## Task instructions
Every record below is to be retyped exactly.

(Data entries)
· · ·

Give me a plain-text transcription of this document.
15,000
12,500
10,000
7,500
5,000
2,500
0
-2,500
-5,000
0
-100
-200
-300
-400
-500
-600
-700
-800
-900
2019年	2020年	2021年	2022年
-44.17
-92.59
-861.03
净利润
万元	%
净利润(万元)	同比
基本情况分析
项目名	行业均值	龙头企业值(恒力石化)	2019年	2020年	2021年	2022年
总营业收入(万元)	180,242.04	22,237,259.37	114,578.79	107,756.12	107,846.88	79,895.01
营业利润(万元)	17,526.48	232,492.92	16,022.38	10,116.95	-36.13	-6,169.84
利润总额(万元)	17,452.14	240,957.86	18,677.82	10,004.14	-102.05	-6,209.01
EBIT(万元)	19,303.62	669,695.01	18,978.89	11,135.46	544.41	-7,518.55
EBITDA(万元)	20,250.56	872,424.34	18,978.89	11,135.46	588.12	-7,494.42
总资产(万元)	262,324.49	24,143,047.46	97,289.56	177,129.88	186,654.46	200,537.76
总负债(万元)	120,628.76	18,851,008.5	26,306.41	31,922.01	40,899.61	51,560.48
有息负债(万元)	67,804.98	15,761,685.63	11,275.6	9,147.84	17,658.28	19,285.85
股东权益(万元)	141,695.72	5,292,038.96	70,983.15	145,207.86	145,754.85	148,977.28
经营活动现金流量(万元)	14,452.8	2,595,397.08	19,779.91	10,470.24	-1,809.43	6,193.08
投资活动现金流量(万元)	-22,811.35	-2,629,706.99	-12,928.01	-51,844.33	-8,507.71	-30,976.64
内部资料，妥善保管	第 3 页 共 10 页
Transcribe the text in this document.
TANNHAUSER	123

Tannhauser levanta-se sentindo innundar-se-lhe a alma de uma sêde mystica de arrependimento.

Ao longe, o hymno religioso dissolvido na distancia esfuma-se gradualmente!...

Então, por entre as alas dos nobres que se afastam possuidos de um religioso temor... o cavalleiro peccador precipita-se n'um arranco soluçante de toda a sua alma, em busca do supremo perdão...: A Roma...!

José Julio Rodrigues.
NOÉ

· · ·

## Answer
Give me a plain-text transcription of this document.
15,000
12,500
10,000
7,500
5,000
2,500
0
-2,500
-5,000
0
-100
-200
-300
-400
-500
-600
-700
-800
-900
2019年	2020年	2021年	2022年
-44.17
-92.59
-861.03
净利润
万元	%
净利润(万元)	同比
基本情况分析
项目名	行业均值	龙头企业值(恒力石化)	2019年	2020年	2021年	2022年
总营业收入(万元)	180,242.04	22,237,259.37	114,578.79	107,756.12	107,846.88	79,895.01
营业利润(万元)	17,526.48	232,492.92	16,022.38	10,116.95	-36.13	-6,169.84
利润总额(万元)	17,452.14	240,957.86	18,677.82	10,004.14	-102.05	-6,209.01
EBIT(万元)	19,303.62	669,695.01	18,978.89	11,135.46	544.41	-7,518.55
EBITDA(万元)	20,250.56	872,424.34	18,978.89	11,135.46	588.12	-7,494.42
总资产(万元)	262,324.49	24,143,047.46	97,289.56	177,129.88	186,654.46	200,537.76
总负债(万元)	120,628.76	18,851,008.5	26,306.41	31,922.01	40,899.61	51,560.48
有息负债(万元)	67,804.98	15,761,685.63	11,275.6	9,147.84	17,658.28	19,285.85
股东权益(万元)	141,695.72	5,292,038.96	70,983.15	145,207.86	145,754.85	148,977.28
经营活动现金流量(万元)	14,452.8	2,595,397.08	19,779.91	10,470.24	-1,809.43	6,193.08
投资活动现金流量(万元)	-22,811.35	-2,629,706.99	-12,928.01	-51,844.33	-8,507.71	-30,976.64
内部资料，妥善保管	第 3 页 共 10 页
Transcribe the text in this document.
TANNHAUSER	123

Tannhauser levanta-se sentindo innundar-se-lhe a alma de uma sêde mystica de arrependimento.

Ao longe, o hymno religioso dissolvido na distancia esfuma-se gradualmente!...

Então, por entre as alas dos nobres que se afastam possuidos de um religioso temor... o cavalleiro peccador precipita-se n'um arranco soluçante de toda a sua alma, em busca do supremo perdão...: A Roma...!

José Julio Rodrigues.
NOÉ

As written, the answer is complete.